Repeat the listing in full, exactly as it stands.

>> Begin

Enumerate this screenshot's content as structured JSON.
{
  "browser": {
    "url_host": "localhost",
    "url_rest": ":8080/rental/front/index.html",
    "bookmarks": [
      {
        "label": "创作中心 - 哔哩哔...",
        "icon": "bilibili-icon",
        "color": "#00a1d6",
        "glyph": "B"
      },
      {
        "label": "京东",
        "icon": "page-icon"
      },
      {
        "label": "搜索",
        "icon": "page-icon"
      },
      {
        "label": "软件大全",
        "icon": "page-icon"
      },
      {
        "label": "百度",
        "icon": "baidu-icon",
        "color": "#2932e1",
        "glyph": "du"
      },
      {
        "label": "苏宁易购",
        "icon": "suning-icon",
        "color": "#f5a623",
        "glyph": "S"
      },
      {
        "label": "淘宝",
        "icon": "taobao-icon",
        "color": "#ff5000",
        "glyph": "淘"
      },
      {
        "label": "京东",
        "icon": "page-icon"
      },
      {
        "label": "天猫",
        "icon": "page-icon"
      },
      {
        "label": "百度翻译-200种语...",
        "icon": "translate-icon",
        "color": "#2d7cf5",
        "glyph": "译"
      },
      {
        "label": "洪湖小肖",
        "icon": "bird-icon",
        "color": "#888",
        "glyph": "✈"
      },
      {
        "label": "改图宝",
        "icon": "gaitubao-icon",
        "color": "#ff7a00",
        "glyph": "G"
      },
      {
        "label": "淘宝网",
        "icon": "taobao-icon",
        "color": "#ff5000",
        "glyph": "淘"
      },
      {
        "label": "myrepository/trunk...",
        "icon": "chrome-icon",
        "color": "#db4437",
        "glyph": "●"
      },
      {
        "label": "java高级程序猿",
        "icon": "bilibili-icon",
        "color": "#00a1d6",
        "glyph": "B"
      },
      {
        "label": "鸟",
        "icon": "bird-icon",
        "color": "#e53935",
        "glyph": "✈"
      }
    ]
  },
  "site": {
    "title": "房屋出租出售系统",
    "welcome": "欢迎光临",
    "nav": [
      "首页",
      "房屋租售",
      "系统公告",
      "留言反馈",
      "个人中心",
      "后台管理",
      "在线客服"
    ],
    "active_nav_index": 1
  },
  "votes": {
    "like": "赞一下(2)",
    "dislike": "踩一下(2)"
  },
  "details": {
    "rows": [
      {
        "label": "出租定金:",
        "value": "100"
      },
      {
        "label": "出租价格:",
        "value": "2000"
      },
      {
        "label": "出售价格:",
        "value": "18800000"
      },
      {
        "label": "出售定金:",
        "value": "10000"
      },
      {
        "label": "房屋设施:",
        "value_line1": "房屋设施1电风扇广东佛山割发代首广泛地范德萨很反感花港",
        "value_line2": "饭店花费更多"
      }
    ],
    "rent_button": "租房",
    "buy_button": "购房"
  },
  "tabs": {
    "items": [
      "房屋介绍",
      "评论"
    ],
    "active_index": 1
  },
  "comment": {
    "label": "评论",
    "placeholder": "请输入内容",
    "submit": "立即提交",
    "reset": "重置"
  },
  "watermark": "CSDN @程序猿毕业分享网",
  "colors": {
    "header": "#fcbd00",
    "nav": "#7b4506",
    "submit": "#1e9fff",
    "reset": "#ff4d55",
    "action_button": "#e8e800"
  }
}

>> End

▸ **Solved problem**
Enumerate this screenshot's content as structured JSON.
{
  "browser": {
    "url_host": "localhost",
    "url_rest": ":8080/rental/front/index.html",
    "bookmarks": [
      {
        "label": "创作中心 - 哔哩哔...",
        "icon": "bilibili-icon",
        "color": "#00a1d6",
        "glyph": "B"
      },
      {
        "label": "京东",
        "icon": "page-icon"
      },
      {
        "label": "搜索",
        "icon": "page-icon"
      },
      {
        "label": "软件大全",
        "icon": "page-icon"
      },
      {
        "label": "百度",
        "icon": "baidu-icon",
        "color": "#2932e1",
        "glyph": "du"
      },
      {
        "label": "苏宁易购",
        "icon": "suning-icon",
        "color": "#f5a623",
        "glyph": "S"
      },
      {
        "label": "淘宝",
        "icon": "taobao-icon",
        "color": "#ff5000",
        "glyph": "淘"
      },
      {
        "label": "京东",
        "icon": "page-icon"
      },
      {
        "label": "天猫",
        "icon": "page-icon"
      },
      {
        "label": "百度翻译-200种语...",
        "icon": "translate-icon",
        "color": "#2d7cf5",
        "glyph": "译"
      },
      {
        "label": "洪湖小肖",
        "icon": "bird-icon",
        "color": "#888",
        "glyph": "✈"
      },
      {
        "label": "改图宝",
        "icon": "gaitubao-icon",
        "color": "#ff7a00",
        "glyph": "G"
      },
      {
        "label": "淘宝网",
        "icon": "taobao-icon",
        "color": "#ff5000",
        "glyph": "淘"
      },
      {
        "label": "myrepository/trunk...",
        "icon": "chrome-icon",
        "color": "#db4437",
        "glyph": "●"
      },
      {
        "label": "java高级程序猿",
        "icon": "bilibili-icon",
        "color": "#00a1d6",
        "glyph": "B"
      },
      {
        "label": "鸟",
        "icon": "bird-icon",
        "color": "#e53935",
        "glyph": "✈"
      }
    ]
  },
  "site": {
    "title": "房屋出租出售系统",
    "welcome": "欢迎光临",
    "nav": [
      "首页",
      "房屋租售",
      "系统公告",
      "留言反馈",
      "个人中心",
      "后台管理",
      "在线客服"
    ],
    "active_nav_index": 1
  },
  "votes": {
    "like": "赞一下(2)",
    "dislike": "踩一下(2)"
  },
  "details": {
    "rows": [
      {
        "label": "出租定金:",
        "value": "100"
      },
      {
        "label": "出租价格:",
        "value": "2000"
      },
      {
        "label": "出售价格:",
        "value": "18800000"
      },
      {
        "label": "出售定金:",
        "value": "10000"
      },
      {
        "label": "房屋设施:",
        "value_line1": "房屋设施1电风扇广东佛山割发代首广泛地范德萨很反感花港",
        "value_line2": "饭店花费更多"
      }
    ],
    "rent_button": "租房",
    "buy_button": "购房"
  },
  "tabs": {
    "items": [
      "房屋介绍",
      "评论"
    ],
    "active_index": 1
  },
  "comment": {
    "label": "评论",
    "placeholder": "请输入内容",
    "submit": "立即提交",
    "reset": "重置"
  },
  "watermark": "CSDN @程序猿毕业分享网",
  "colors": {
    "header": "#fcbd00",
    "nav": "#7b4506",
    "submit": "#1e9fff",
    "reset": "#ff4d55",
    "action_button": "#e8e800"
  }
}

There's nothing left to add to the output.